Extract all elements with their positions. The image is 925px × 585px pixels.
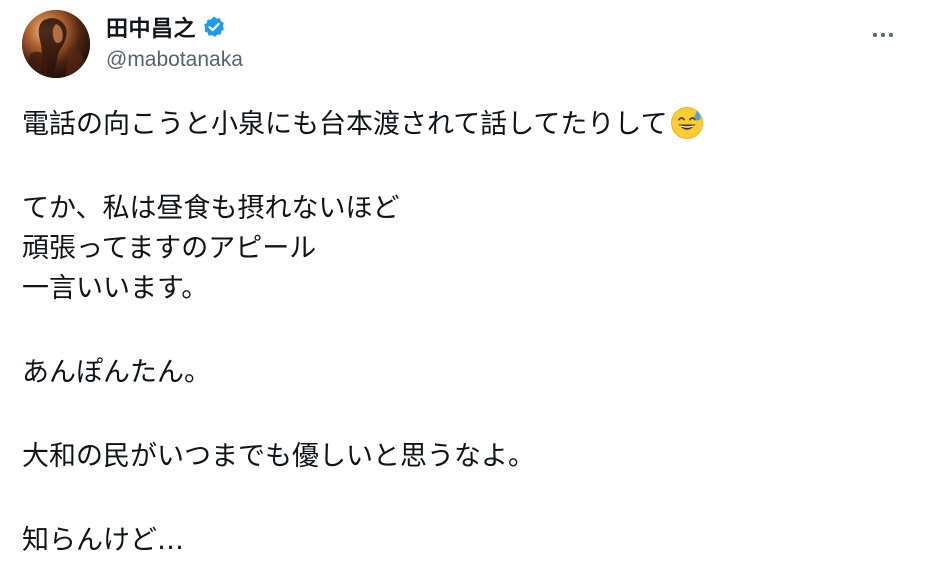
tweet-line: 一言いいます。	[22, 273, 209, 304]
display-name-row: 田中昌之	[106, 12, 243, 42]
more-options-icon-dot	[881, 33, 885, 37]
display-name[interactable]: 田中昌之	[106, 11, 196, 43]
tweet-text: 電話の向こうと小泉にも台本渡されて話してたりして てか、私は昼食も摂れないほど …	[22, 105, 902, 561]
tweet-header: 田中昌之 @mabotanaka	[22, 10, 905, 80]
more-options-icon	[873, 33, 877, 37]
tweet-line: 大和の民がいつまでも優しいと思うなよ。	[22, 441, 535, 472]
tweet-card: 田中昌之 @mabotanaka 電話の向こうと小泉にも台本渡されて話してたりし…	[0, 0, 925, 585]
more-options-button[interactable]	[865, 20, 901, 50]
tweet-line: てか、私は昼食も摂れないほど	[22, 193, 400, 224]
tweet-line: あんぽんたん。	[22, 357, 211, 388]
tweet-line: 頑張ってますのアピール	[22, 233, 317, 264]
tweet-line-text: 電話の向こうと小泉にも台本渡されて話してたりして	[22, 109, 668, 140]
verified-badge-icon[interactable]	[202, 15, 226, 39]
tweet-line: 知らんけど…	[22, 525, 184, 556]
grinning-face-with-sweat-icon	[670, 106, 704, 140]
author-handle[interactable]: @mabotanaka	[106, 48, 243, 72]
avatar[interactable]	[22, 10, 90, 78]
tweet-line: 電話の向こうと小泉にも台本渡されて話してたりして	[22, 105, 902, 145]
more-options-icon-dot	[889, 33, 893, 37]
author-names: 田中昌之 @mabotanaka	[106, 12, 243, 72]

## To do
Return every line above that contains the string "私は昼食も摂れないほど", matching case exactly.

## Output of the exercise
tweet-text: 電話の向こうと小泉にも台本渡されて話してたりして てか、私は昼食も摂れないほど …	[22, 105, 902, 561]
tweet-line: てか、私は昼食も摂れないほど	[22, 193, 400, 224]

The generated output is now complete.